Dataset excerpts:
start

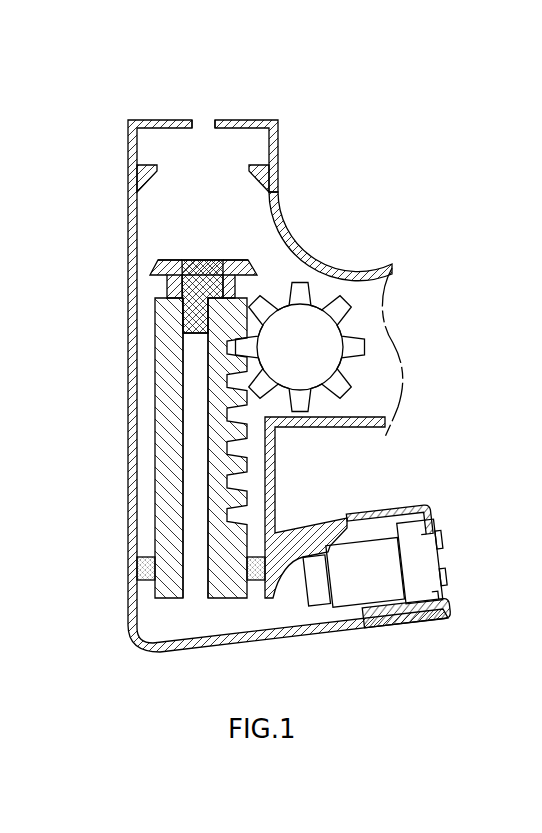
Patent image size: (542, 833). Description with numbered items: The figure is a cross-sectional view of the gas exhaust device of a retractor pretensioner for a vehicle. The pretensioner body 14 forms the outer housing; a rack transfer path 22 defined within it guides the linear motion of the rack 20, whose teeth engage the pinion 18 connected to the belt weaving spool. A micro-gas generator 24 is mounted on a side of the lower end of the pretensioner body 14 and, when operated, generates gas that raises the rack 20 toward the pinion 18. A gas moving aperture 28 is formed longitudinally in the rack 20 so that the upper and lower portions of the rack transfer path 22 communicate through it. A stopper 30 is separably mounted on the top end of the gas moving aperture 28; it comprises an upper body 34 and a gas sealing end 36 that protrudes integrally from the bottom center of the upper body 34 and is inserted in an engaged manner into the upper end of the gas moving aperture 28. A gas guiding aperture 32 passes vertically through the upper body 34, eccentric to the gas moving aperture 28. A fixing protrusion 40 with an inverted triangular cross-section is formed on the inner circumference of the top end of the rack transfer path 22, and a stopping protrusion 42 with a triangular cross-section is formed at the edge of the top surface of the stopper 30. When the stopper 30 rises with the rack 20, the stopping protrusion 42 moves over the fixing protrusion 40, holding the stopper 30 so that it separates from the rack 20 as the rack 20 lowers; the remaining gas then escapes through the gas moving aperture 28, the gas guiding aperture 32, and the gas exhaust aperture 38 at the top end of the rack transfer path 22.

The pretensioner body 14 is at (127, 321).
The pinion 18 is at (366, 337).
The rack 20 is at (183, 435).
The rack transfer path 22 is at (146, 295).
The micro-gas generator (MGG) 24 is at (367, 585).
The gas moving aperture 28 is at (188, 510).
The stopper 30 is at (205, 261).
The gas guiding aperture 32 is at (268, 282).
The upper body 34 is at (183, 262).
The gas sealing end 36 is at (198, 332).
The gas exhaust aperture 38 is at (205, 126).
The fixing protrusion 40 is at (263, 166).
The stopping protrusion 42 is at (231, 252).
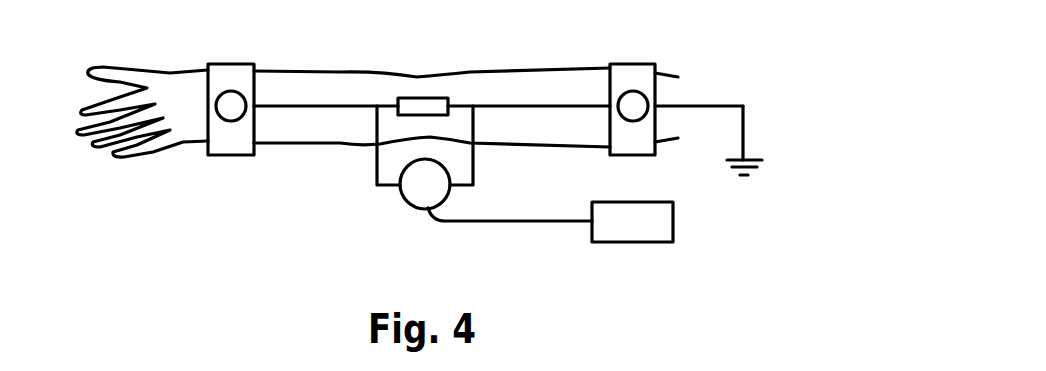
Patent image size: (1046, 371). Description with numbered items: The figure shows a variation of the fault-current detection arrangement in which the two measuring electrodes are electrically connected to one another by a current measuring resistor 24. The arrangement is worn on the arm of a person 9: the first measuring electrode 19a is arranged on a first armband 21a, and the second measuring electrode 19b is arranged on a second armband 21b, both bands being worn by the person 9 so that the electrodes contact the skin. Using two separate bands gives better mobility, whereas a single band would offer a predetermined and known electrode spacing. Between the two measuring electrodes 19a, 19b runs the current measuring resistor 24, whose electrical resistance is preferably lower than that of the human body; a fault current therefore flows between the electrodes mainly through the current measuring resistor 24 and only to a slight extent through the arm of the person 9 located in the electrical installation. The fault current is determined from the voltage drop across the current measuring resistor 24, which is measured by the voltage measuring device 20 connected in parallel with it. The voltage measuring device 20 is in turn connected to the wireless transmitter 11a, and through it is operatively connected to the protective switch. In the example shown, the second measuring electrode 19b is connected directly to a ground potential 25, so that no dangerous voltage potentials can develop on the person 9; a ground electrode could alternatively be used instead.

The person 9 is at (550, 83).
The first armband 21a is at (227, 78).
The first measuring electrode 19a is at (231, 108).
The second armband 21b is at (633, 78).
The second measuring electrode 19b is at (635, 107).
The current measuring resistor 24 is at (412, 100).
The voltage measuring device 20 is at (410, 197).
The wireless transmitter 11a is at (660, 223).
The ground potential 25 is at (748, 135).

end

Written problem
Reproduce every line of the material above word for word, leaving out the pictures.

Complete answer
Patent image size: (542, 833). Description with numbered items: The figure is a cross-sectional view of the gas exhaust device of a retractor pretensioner for a vehicle. The pretensioner body 14 forms the outer housing; a rack transfer path 22 defined within it guides the linear motion of the rack 20, whose teeth engage the pinion 18 connected to the belt weaving spool. A micro-gas generator 24 is mounted on a side of the lower end of the pretensioner body 14 and, when operated, generates gas that raises the rack 20 toward the pinion 18. A gas moving aperture 28 is formed longitudinally in the rack 20 so that the upper and lower portions of the rack transfer path 22 communicate through it. A stopper 30 is separably mounted on the top end of the gas moving aperture 28; it comprises an upper body 34 and a gas sealing end 36 that protrudes integrally from the bottom center of the upper body 34 and is inserted in an engaged manner into the upper end of the gas moving aperture 28. A gas guiding aperture 32 passes vertically through the upper body 34, eccentric to the gas moving aperture 28. A fixing protrusion 40 with an inverted triangular cross-section is formed on the inner circumference of the top end of the rack transfer path 22, and a stopping protrusion 42 with a triangular cross-section is formed at the edge of the top surface of the stopper 30. When the stopper 30 rises with the rack 20, the stopping protrusion 42 moves over the fixing protrusion 40, holding the stopper 30 so that it separates from the rack 20 as the rack 20 lowers; the remaining gas then escapes through the gas moving aperture 28, the gas guiding aperture 32, and the gas exhaust aperture 38 at the top end of the rack transfer path 22.

The pretensioner body 14 is at (127, 321).
The pinion 18 is at (366, 337).
The rack 20 is at (183, 435).
The rack transfer path 22 is at (146, 295).
The micro-gas generator (MGG) 24 is at (367, 585).
The gas moving aperture 28 is at (188, 510).
The stopper 30 is at (205, 261).
The gas guiding aperture 32 is at (268, 282).
The upper body 34 is at (183, 262).
The gas sealing end 36 is at (198, 332).
The gas exhaust aperture 38 is at (205, 126).
The fixing protrusion 40 is at (263, 166).
The stopping protrusion 42 is at (231, 252).
Patent image size: (1046, 371). Description with numbered items: The figure shows a variation of the fault-current detection arrangement in which the two measuring electrodes are electrically connected to one another by a current measuring resistor 24. The arrangement is worn on the arm of a person 9: the first measuring electrode 19a is arranged on a first armband 21a, and the second measuring electrode 19b is arranged on a second armband 21b, both bands being worn by the person 9 so that the electrodes contact the skin. Using two separate bands gives better mobility, whereas a single band would offer a predetermined and known electrode spacing. Between the two measuring electrodes 19a, 19b runs the current measuring resistor 24, whose electrical resistance is preferably lower than that of the human body; a fault current therefore flows between the electrodes mainly through the current measuring resistor 24 and only to a slight extent through the arm of the person 9 located in the electrical installation. The fault current is determined from the voltage drop across the current measuring resistor 24, which is measured by the voltage measuring device 20 connected in parallel with it. The voltage measuring device 20 is in turn connected to the wireless transmitter 11a, and through it is operatively connected to the protective switch. In the example shown, the second measuring electrode 19b is connected directly to a ground potential 25, so that no dangerous voltage potentials can develop on the person 9; a ground electrode could alternatively be used instead.

The person 9 is at (550, 83).
The first armband 21a is at (227, 78).
The first measuring electrode 19a is at (231, 108).
The second armband 21b is at (633, 78).
The second measuring electrode 19b is at (635, 107).
The current measuring resistor 24 is at (412, 100).
The voltage measuring device 20 is at (410, 197).
The wireless transmitter 11a is at (660, 223).
The ground potential 25 is at (748, 135).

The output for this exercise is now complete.